### Job
Every record must be written out once more, with nothing added or omitted.

### Dataset records
-----

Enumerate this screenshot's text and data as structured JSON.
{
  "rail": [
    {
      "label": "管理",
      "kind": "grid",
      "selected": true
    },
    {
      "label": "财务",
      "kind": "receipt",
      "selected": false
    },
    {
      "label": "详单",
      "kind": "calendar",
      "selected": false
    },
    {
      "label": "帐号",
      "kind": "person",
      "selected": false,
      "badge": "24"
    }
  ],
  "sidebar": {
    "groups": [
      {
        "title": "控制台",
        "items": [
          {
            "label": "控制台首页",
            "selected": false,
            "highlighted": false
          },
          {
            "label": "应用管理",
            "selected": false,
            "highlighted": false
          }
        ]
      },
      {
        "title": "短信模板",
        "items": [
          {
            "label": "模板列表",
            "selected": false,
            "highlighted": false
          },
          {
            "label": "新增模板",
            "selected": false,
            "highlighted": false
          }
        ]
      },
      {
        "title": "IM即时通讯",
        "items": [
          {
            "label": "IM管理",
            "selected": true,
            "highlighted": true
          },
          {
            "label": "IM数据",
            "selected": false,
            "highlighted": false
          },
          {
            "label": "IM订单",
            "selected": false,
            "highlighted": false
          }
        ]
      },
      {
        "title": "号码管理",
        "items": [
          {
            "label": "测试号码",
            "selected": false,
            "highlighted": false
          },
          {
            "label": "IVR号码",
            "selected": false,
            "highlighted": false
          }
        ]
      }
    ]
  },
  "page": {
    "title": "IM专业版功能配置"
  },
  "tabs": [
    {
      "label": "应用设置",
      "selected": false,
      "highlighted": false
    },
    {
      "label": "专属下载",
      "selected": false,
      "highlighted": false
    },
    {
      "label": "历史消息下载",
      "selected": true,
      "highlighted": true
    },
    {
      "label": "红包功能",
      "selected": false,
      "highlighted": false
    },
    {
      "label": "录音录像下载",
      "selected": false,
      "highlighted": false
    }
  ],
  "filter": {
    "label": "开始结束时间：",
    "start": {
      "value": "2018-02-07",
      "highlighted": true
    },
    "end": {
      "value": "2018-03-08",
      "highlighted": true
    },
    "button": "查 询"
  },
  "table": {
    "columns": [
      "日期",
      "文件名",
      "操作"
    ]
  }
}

-----

### Task solution
Enumerate this screenshot's text and data as structured JSON.
{
  "rail": [
    {
      "label": "管理",
      "kind": "grid",
      "selected": true
    },
    {
      "label": "财务",
      "kind": "receipt",
      "selected": false
    },
    {
      "label": "详单",
      "kind": "calendar",
      "selected": false
    },
    {
      "label": "帐号",
      "kind": "person",
      "selected": false,
      "badge": "24"
    }
  ],
  "sidebar": {
    "groups": [
      {
        "title": "控制台",
        "items": [
          {
            "label": "控制台首页",
            "selected": false,
            "highlighted": false
          },
          {
            "label": "应用管理",
            "selected": false,
            "highlighted": false
          }
        ]
      },
      {
        "title": "短信模板",
        "items": [
          {
            "label": "模板列表",
            "selected": false,
            "highlighted": false
          },
          {
            "label": "新增模板",
            "selected": false,
            "highlighted": false
          }
        ]
      },
      {
        "title": "IM即时通讯",
        "items": [
          {
            "label": "IM管理",
            "selected": true,
            "highlighted": true
          },
          {
            "label": "IM数据",
            "selected": false,
            "highlighted": false
          },
          {
            "label": "IM订单",
            "selected": false,
            "highlighted": false
          }
        ]
      },
      {
        "title": "号码管理",
        "items": [
          {
            "label": "测试号码",
            "selected": false,
            "highlighted": false
          },
          {
            "label": "IVR号码",
            "selected": false,
            "highlighted": false
          }
        ]
      }
    ]
  },
  "page": {
    "title": "IM专业版功能配置"
  },
  "tabs": [
    {
      "label": "应用设置",
      "selected": false,
      "highlighted": false
    },
    {
      "label": "专属下载",
      "selected": false,
      "highlighted": false
    },
    {
      "label": "历史消息下载",
      "selected": true,
      "highlighted": true
    },
    {
      "label": "红包功能",
      "selected": false,
      "highlighted": false
    },
    {
      "label": "录音录像下载",
      "selected": false,
      "highlighted": false
    }
  ],
  "filter": {
    "label": "开始结束时间：",
    "start": {
      "value": "2018-02-07",
      "highlighted": true
    },
    "end": {
      "value": "2018-03-08",
      "highlighted": true
    },
    "button": "查 询"
  },
  "table": {
    "columns": [
      "日期",
      "文件名",
      "操作"
    ]
  }
}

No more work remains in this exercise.